Data entries for graphics
* begin *

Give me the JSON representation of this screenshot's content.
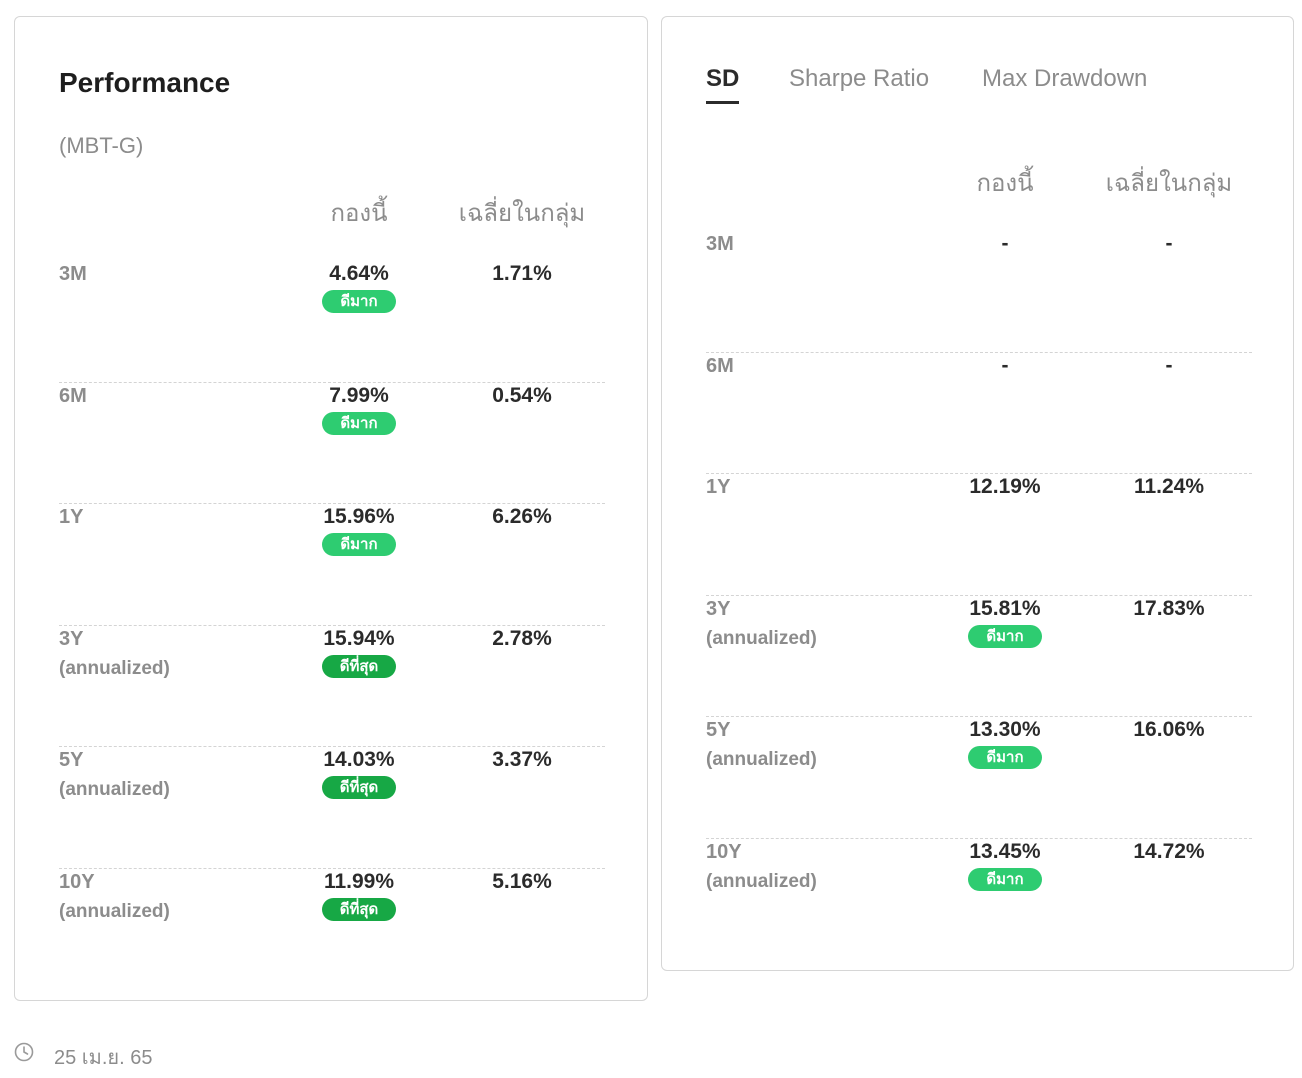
{
  "performance": {
    "title": "Performance",
    "subtitle": "(MBT-G)",
    "columns": {
      "fund": "กองนี้",
      "category_avg": "เฉลี่ยในกลุ่ม"
    },
    "rows": [
      {
        "label": "3M",
        "sub": "",
        "fund": "4.64%",
        "avg": "1.71%",
        "badge": "ดีมาก",
        "badge_type": "good"
      },
      {
        "label": "6M",
        "sub": "",
        "fund": "7.99%",
        "avg": "0.54%",
        "badge": "ดีมาก",
        "badge_type": "good"
      },
      {
        "label": "1Y",
        "sub": "",
        "fund": "15.96%",
        "avg": "6.26%",
        "badge": "ดีมาก",
        "badge_type": "good"
      },
      {
        "label": "3Y",
        "sub": "(annualized)",
        "fund": "15.94%",
        "avg": "2.78%",
        "badge": "ดีที่สุด",
        "badge_type": "best"
      },
      {
        "label": "5Y",
        "sub": "(annualized)",
        "fund": "14.03%",
        "avg": "3.37%",
        "badge": "ดีที่สุด",
        "badge_type": "best"
      },
      {
        "label": "10Y",
        "sub": "(annualized)",
        "fund": "11.99%",
        "avg": "5.16%",
        "badge": "ดีที่สุด",
        "badge_type": "best"
      }
    ]
  },
  "risk": {
    "tabs": [
      {
        "label": "SD",
        "active": true
      },
      {
        "label": "Sharpe Ratio",
        "active": false
      },
      {
        "label": "Max Drawdown",
        "active": false
      }
    ],
    "columns": {
      "fund": "กองนี้",
      "category_avg": "เฉลี่ยในกลุ่ม"
    },
    "rows": [
      {
        "label": "3M",
        "sub": "",
        "fund": "-",
        "avg": "-",
        "badge": "",
        "badge_type": ""
      },
      {
        "label": "6M",
        "sub": "",
        "fund": "-",
        "avg": "-",
        "badge": "",
        "badge_type": ""
      },
      {
        "label": "1Y",
        "sub": "",
        "fund": "12.19%",
        "avg": "11.24%",
        "badge": "",
        "badge_type": ""
      },
      {
        "label": "3Y",
        "sub": "(annualized)",
        "fund": "15.81%",
        "avg": "17.83%",
        "badge": "ดีมาก",
        "badge_type": "good"
      },
      {
        "label": "5Y",
        "sub": "(annualized)",
        "fund": "13.30%",
        "avg": "16.06%",
        "badge": "ดีมาก",
        "badge_type": "good"
      },
      {
        "label": "10Y",
        "sub": "(annualized)",
        "fund": "13.45%",
        "avg": "14.72%",
        "badge": "ดีมาก",
        "badge_type": "good"
      }
    ]
  },
  "footer": {
    "date": "25 เม.ย. 65",
    "icon": "clock-icon"
  },
  "colors": {
    "badge_good": "#2ecc71",
    "badge_best": "#17a845",
    "muted_text": "#8c8c8c",
    "value_text": "#2b2b2b"
  }
}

* end *

WORK REQUIRED: Copy the entries above faithfully and omit every image.

EXERCISE SOLUTION:
Give me the JSON representation of this screenshot's content.
{
  "performance": {
    "title": "Performance",
    "subtitle": "(MBT-G)",
    "columns": {
      "fund": "กองนี้",
      "category_avg": "เฉลี่ยในกลุ่ม"
    },
    "rows": [
      {
        "label": "3M",
        "sub": "",
        "fund": "4.64%",
        "avg": "1.71%",
        "badge": "ดีมาก",
        "badge_type": "good"
      },
      {
        "label": "6M",
        "sub": "",
        "fund": "7.99%",
        "avg": "0.54%",
        "badge": "ดีมาก",
        "badge_type": "good"
      },
      {
        "label": "1Y",
        "sub": "",
        "fund": "15.96%",
        "avg": "6.26%",
        "badge": "ดีมาก",
        "badge_type": "good"
      },
      {
        "label": "3Y",
        "sub": "(annualized)",
        "fund": "15.94%",
        "avg": "2.78%",
        "badge": "ดีที่สุด",
        "badge_type": "best"
      },
      {
        "label": "5Y",
        "sub": "(annualized)",
        "fund": "14.03%",
        "avg": "3.37%",
        "badge": "ดีที่สุด",
        "badge_type": "best"
      },
      {
        "label": "10Y",
        "sub": "(annualized)",
        "fund": "11.99%",
        "avg": "5.16%",
        "badge": "ดีที่สุด",
        "badge_type": "best"
      }
    ]
  },
  "risk": {
    "tabs": [
      {
        "label": "SD",
        "active": true
      },
      {
        "label": "Sharpe Ratio",
        "active": false
      },
      {
        "label": "Max Drawdown",
        "active": false
      }
    ],
    "columns": {
      "fund": "กองนี้",
      "category_avg": "เฉลี่ยในกลุ่ม"
    },
    "rows": [
      {
        "label": "3M",
        "sub": "",
        "fund": "-",
        "avg": "-",
        "badge": "",
        "badge_type": ""
      },
      {
        "label": "6M",
        "sub": "",
        "fund": "-",
        "avg": "-",
        "badge": "",
        "badge_type": ""
      },
      {
        "label": "1Y",
        "sub": "",
        "fund": "12.19%",
        "avg": "11.24%",
        "badge": "",
        "badge_type": ""
      },
      {
        "label": "3Y",
        "sub": "(annualized)",
        "fund": "15.81%",
        "avg": "17.83%",
        "badge": "ดีมาก",
        "badge_type": "good"
      },
      {
        "label": "5Y",
        "sub": "(annualized)",
        "fund": "13.30%",
        "avg": "16.06%",
        "badge": "ดีมาก",
        "badge_type": "good"
      },
      {
        "label": "10Y",
        "sub": "(annualized)",
        "fund": "13.45%",
        "avg": "14.72%",
        "badge": "ดีมาก",
        "badge_type": "good"
      }
    ]
  },
  "footer": {
    "date": "25 เม.ย. 65",
    "icon": "clock-icon"
  },
  "colors": {
    "badge_good": "#2ecc71",
    "badge_best": "#17a845",
    "muted_text": "#8c8c8c",
    "value_text": "#2b2b2b"
  }
}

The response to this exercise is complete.